> [Goal]: Under this task are some entries; return every one of them exactly.

** BEGIN Available records **

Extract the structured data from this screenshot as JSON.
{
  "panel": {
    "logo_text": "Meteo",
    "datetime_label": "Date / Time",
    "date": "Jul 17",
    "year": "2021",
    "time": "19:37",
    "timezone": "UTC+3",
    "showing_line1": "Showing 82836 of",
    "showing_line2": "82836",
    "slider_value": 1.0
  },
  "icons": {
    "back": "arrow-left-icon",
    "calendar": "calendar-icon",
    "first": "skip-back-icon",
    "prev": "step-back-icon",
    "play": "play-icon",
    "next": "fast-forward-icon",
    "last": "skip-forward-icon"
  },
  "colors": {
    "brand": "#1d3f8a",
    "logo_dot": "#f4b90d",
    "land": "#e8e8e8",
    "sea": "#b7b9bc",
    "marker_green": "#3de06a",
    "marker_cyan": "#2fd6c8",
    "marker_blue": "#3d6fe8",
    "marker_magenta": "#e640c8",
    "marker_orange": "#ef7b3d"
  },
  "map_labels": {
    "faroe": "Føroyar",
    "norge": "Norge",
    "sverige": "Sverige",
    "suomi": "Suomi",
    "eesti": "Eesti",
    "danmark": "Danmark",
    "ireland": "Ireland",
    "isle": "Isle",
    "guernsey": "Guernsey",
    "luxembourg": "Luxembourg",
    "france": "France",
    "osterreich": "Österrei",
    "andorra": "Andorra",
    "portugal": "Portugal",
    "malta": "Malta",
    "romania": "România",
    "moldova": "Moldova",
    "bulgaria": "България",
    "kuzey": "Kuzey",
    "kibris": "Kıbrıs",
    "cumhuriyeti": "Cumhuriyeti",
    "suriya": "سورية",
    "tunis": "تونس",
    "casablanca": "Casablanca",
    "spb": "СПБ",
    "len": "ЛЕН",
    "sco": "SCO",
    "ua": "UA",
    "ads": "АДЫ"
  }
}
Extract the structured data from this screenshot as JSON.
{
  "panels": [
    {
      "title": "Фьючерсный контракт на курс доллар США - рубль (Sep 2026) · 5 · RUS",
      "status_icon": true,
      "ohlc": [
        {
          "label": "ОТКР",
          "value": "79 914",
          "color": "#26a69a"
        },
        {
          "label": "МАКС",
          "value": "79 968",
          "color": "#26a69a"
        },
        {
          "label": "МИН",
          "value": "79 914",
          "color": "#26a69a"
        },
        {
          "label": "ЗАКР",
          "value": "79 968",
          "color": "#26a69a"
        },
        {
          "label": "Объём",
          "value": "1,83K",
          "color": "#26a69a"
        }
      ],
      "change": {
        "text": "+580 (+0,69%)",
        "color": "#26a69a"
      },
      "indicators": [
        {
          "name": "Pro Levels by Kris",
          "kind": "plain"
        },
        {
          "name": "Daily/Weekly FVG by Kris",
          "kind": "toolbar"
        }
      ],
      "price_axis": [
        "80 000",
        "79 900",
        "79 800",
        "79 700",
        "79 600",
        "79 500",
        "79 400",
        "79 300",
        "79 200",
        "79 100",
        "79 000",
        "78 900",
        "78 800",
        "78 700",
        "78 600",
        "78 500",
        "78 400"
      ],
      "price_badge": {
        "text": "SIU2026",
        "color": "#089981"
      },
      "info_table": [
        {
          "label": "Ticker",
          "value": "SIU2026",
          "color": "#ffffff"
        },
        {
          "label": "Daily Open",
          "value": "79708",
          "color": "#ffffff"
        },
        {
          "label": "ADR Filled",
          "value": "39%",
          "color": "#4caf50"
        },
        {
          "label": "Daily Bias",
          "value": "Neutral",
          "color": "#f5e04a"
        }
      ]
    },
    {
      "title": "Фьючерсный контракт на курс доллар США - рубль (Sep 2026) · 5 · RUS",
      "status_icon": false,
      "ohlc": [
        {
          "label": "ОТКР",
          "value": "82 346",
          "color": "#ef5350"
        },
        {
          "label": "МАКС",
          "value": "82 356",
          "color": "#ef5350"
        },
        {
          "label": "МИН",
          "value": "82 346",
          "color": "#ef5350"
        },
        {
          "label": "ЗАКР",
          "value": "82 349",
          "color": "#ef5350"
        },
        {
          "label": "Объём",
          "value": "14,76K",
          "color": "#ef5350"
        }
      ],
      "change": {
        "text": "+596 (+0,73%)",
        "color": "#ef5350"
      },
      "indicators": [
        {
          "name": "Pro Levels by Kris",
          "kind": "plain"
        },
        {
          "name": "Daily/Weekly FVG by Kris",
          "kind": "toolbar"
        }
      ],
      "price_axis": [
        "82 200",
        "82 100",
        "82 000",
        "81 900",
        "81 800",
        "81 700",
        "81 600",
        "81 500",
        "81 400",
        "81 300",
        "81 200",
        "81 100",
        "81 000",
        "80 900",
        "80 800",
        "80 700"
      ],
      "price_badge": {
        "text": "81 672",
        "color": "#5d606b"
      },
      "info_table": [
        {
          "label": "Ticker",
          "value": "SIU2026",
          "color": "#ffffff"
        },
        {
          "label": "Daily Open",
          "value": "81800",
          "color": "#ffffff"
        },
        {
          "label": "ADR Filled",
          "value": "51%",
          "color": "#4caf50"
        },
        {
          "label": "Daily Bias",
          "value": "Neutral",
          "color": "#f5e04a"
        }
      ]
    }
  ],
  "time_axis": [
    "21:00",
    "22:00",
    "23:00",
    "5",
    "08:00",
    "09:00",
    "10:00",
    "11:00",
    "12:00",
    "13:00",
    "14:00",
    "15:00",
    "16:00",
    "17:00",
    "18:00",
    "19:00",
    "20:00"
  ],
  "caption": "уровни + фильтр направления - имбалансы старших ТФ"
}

** END Available records **

> [Expected answer]:
Extract the structured data from this screenshot as JSON.
{
  "panel": {
    "logo_text": "Meteo",
    "datetime_label": "Date / Time",
    "date": "Jul 17",
    "year": "2021",
    "time": "19:37",
    "timezone": "UTC+3",
    "showing_line1": "Showing 82836 of",
    "showing_line2": "82836",
    "slider_value": 1.0
  },
  "icons": {
    "back": "arrow-left-icon",
    "calendar": "calendar-icon",
    "first": "skip-back-icon",
    "prev": "step-back-icon",
    "play": "play-icon",
    "next": "fast-forward-icon",
    "last": "skip-forward-icon"
  },
  "colors": {
    "brand": "#1d3f8a",
    "logo_dot": "#f4b90d",
    "land": "#e8e8e8",
    "sea": "#b7b9bc",
    "marker_green": "#3de06a",
    "marker_cyan": "#2fd6c8",
    "marker_blue": "#3d6fe8",
    "marker_magenta": "#e640c8",
    "marker_orange": "#ef7b3d"
  },
  "map_labels": {
    "faroe": "Føroyar",
    "norge": "Norge",
    "sverige": "Sverige",
    "suomi": "Suomi",
    "eesti": "Eesti",
    "danmark": "Danmark",
    "ireland": "Ireland",
    "isle": "Isle",
    "guernsey": "Guernsey",
    "luxembourg": "Luxembourg",
    "france": "France",
    "osterreich": "Österrei",
    "andorra": "Andorra",
    "portugal": "Portugal",
    "malta": "Malta",
    "romania": "România",
    "moldova": "Moldova",
    "bulgaria": "България",
    "kuzey": "Kuzey",
    "kibris": "Kıbrıs",
    "cumhuriyeti": "Cumhuriyeti",
    "suriya": "سورية",
    "tunis": "تونس",
    "casablanca": "Casablanca",
    "spb": "СПБ",
    "len": "ЛЕН",
    "sco": "SCO",
    "ua": "UA",
    "ads": "АДЫ"
  }
}
Extract the structured data from this screenshot as JSON.
{
  "panels": [
    {
      "title": "Фьючерсный контракт на курс доллар США - рубль (Sep 2026) · 5 · RUS",
      "status_icon": true,
      "ohlc": [
        {
          "label": "ОТКР",
          "value": "79 914",
          "color": "#26a69a"
        },
        {
          "label": "МАКС",
          "value": "79 968",
          "color": "#26a69a"
        },
        {
          "label": "МИН",
          "value": "79 914",
          "color": "#26a69a"
        },
        {
          "label": "ЗАКР",
          "value": "79 968",
          "color": "#26a69a"
        },
        {
          "label": "Объём",
          "value": "1,83K",
          "color": "#26a69a"
        }
      ],
      "change": {
        "text": "+580 (+0,69%)",
        "color": "#26a69a"
      },
      "indicators": [
        {
          "name": "Pro Levels by Kris",
          "kind": "plain"
        },
        {
          "name": "Daily/Weekly FVG by Kris",
          "kind": "toolbar"
        }
      ],
      "price_axis": [
        "80 000",
        "79 900",
        "79 800",
        "79 700",
        "79 600",
        "79 500",
        "79 400",
        "79 300",
        "79 200",
        "79 100",
        "79 000",
        "78 900",
        "78 800",
        "78 700",
        "78 600",
        "78 500",
        "78 400"
      ],
      "price_badge": {
        "text": "SIU2026",
        "color": "#089981"
      },
      "info_table": [
        {
          "label": "Ticker",
          "value": "SIU2026",
          "color": "#ffffff"
        },
        {
          "label": "Daily Open",
          "value": "79708",
          "color": "#ffffff"
        },
        {
          "label": "ADR Filled",
          "value": "39%",
          "color": "#4caf50"
        },
        {
          "label": "Daily Bias",
          "value": "Neutral",
          "color": "#f5e04a"
        }
      ]
    },
    {
      "title": "Фьючерсный контракт на курс доллар США - рубль (Sep 2026) · 5 · RUS",
      "status_icon": false,
      "ohlc": [
        {
          "label": "ОТКР",
          "value": "82 346",
          "color": "#ef5350"
        },
        {
          "label": "МАКС",
          "value": "82 356",
          "color": "#ef5350"
        },
        {
          "label": "МИН",
          "value": "82 346",
          "color": "#ef5350"
        },
        {
          "label": "ЗАКР",
          "value": "82 349",
          "color": "#ef5350"
        },
        {
          "label": "Объём",
          "value": "14,76K",
          "color": "#ef5350"
        }
      ],
      "change": {
        "text": "+596 (+0,73%)",
        "color": "#ef5350"
      },
      "indicators": [
        {
          "name": "Pro Levels by Kris",
          "kind": "plain"
        },
        {
          "name": "Daily/Weekly FVG by Kris",
          "kind": "toolbar"
        }
      ],
      "price_axis": [
        "82 200",
        "82 100",
        "82 000",
        "81 900",
        "81 800",
        "81 700",
        "81 600",
        "81 500",
        "81 400",
        "81 300",
        "81 200",
        "81 100",
        "81 000",
        "80 900",
        "80 800",
        "80 700"
      ],
      "price_badge": {
        "text": "81 672",
        "color": "#5d606b"
      },
      "info_table": [
        {
          "label": "Ticker",
          "value": "SIU2026",
          "color": "#ffffff"
        },
        {
          "label": "Daily Open",
          "value": "81800",
          "color": "#ffffff"
        },
        {
          "label": "ADR Filled",
          "value": "51%",
          "color": "#4caf50"
        },
        {
          "label": "Daily Bias",
          "value": "Neutral",
          "color": "#f5e04a"
        }
      ]
    }
  ],
  "time_axis": [
    "21:00",
    "22:00",
    "23:00",
    "5",
    "08:00",
    "09:00",
    "10:00",
    "11:00",
    "12:00",
    "13:00",
    "14:00",
    "15:00",
    "16:00",
    "17:00",
    "18:00",
    "19:00",
    "20:00"
  ],
  "caption": "уровни + фильтр направления - имбалансы старших ТФ"
}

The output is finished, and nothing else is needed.